**Dataset records**
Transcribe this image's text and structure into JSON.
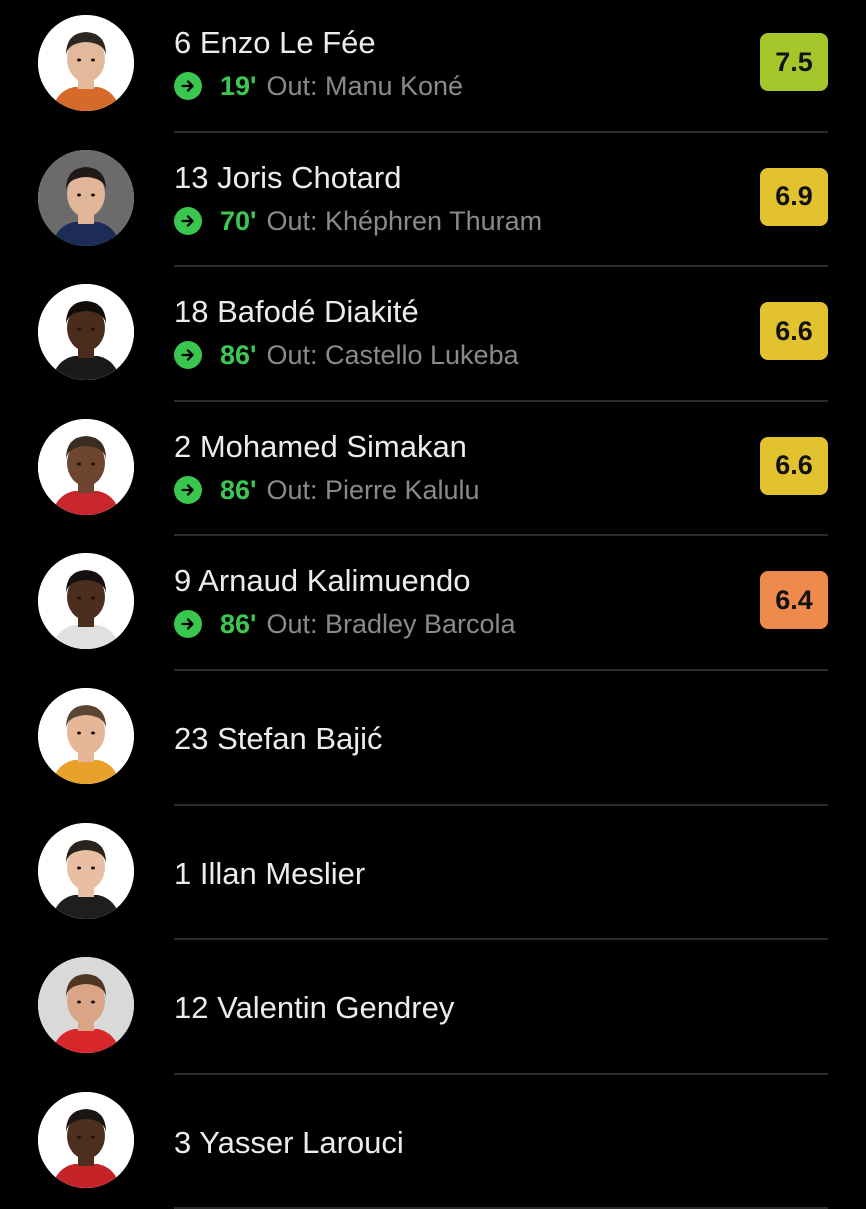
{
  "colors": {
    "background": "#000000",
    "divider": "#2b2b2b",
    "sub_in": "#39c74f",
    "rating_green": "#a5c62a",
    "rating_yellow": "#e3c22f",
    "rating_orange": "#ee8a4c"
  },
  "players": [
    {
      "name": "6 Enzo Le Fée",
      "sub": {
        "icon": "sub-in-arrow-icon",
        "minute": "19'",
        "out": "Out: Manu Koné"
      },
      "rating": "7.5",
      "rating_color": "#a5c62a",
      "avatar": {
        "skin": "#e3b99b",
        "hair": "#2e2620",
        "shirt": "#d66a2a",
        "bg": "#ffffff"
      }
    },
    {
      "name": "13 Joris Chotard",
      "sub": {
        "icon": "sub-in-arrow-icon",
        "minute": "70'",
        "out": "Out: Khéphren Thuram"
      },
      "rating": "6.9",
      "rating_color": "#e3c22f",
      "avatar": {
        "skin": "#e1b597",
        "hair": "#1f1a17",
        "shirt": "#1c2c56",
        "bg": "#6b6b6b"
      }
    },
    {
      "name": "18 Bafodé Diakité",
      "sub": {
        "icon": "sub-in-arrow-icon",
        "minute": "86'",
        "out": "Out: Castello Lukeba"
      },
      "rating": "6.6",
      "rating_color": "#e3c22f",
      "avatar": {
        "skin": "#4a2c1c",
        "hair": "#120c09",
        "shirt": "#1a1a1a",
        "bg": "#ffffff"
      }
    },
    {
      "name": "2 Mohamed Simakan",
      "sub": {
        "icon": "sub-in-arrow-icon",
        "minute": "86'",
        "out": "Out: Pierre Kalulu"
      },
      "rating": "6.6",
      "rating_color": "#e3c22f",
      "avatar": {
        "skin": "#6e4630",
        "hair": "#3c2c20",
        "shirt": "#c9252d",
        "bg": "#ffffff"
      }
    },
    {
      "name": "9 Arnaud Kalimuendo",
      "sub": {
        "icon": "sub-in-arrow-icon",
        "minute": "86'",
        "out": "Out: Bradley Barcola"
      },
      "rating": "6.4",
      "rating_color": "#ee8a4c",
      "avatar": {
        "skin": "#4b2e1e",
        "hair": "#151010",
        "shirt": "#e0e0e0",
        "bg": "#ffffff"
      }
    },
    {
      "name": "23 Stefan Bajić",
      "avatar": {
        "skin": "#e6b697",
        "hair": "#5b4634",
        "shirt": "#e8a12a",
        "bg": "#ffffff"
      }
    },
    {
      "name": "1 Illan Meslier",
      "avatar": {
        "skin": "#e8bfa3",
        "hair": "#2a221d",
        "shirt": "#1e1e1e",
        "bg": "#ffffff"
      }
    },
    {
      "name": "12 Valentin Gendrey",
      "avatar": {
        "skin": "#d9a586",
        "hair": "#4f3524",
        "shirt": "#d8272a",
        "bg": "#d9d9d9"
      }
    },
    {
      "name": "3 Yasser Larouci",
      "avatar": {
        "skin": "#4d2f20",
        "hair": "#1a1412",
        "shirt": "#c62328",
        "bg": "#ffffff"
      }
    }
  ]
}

**Directions**
Reproduce every line precisely as given, omitting all pictures.

**Response to this exercise**
Transcribe this image's text and structure into JSON.
{
  "colors": {
    "background": "#000000",
    "divider": "#2b2b2b",
    "sub_in": "#39c74f",
    "rating_green": "#a5c62a",
    "rating_yellow": "#e3c22f",
    "rating_orange": "#ee8a4c"
  },
  "players": [
    {
      "name": "6 Enzo Le Fée",
      "sub": {
        "icon": "sub-in-arrow-icon",
        "minute": "19'",
        "out": "Out: Manu Koné"
      },
      "rating": "7.5",
      "rating_color": "#a5c62a",
      "avatar": {
        "skin": "#e3b99b",
        "hair": "#2e2620",
        "shirt": "#d66a2a",
        "bg": "#ffffff"
      }
    },
    {
      "name": "13 Joris Chotard",
      "sub": {
        "icon": "sub-in-arrow-icon",
        "minute": "70'",
        "out": "Out: Khéphren Thuram"
      },
      "rating": "6.9",
      "rating_color": "#e3c22f",
      "avatar": {
        "skin": "#e1b597",
        "hair": "#1f1a17",
        "shirt": "#1c2c56",
        "bg": "#6b6b6b"
      }
    },
    {
      "name": "18 Bafodé Diakité",
      "sub": {
        "icon": "sub-in-arrow-icon",
        "minute": "86'",
        "out": "Out: Castello Lukeba"
      },
      "rating": "6.6",
      "rating_color": "#e3c22f",
      "avatar": {
        "skin": "#4a2c1c",
        "hair": "#120c09",
        "shirt": "#1a1a1a",
        "bg": "#ffffff"
      }
    },
    {
      "name": "2 Mohamed Simakan",
      "sub": {
        "icon": "sub-in-arrow-icon",
        "minute": "86'",
        "out": "Out: Pierre Kalulu"
      },
      "rating": "6.6",
      "rating_color": "#e3c22f",
      "avatar": {
        "skin": "#6e4630",
        "hair": "#3c2c20",
        "shirt": "#c9252d",
        "bg": "#ffffff"
      }
    },
    {
      "name": "9 Arnaud Kalimuendo",
      "sub": {
        "icon": "sub-in-arrow-icon",
        "minute": "86'",
        "out": "Out: Bradley Barcola"
      },
      "rating": "6.4",
      "rating_color": "#ee8a4c",
      "avatar": {
        "skin": "#4b2e1e",
        "hair": "#151010",
        "shirt": "#e0e0e0",
        "bg": "#ffffff"
      }
    },
    {
      "name": "23 Stefan Bajić",
      "avatar": {
        "skin": "#e6b697",
        "hair": "#5b4634",
        "shirt": "#e8a12a",
        "bg": "#ffffff"
      }
    },
    {
      "name": "1 Illan Meslier",
      "avatar": {
        "skin": "#e8bfa3",
        "hair": "#2a221d",
        "shirt": "#1e1e1e",
        "bg": "#ffffff"
      }
    },
    {
      "name": "12 Valentin Gendrey",
      "avatar": {
        "skin": "#d9a586",
        "hair": "#4f3524",
        "shirt": "#d8272a",
        "bg": "#d9d9d9"
      }
    },
    {
      "name": "3 Yasser Larouci",
      "avatar": {
        "skin": "#4d2f20",
        "hair": "#1a1412",
        "shirt": "#c62328",
        "bg": "#ffffff"
      }
    }
  ]
}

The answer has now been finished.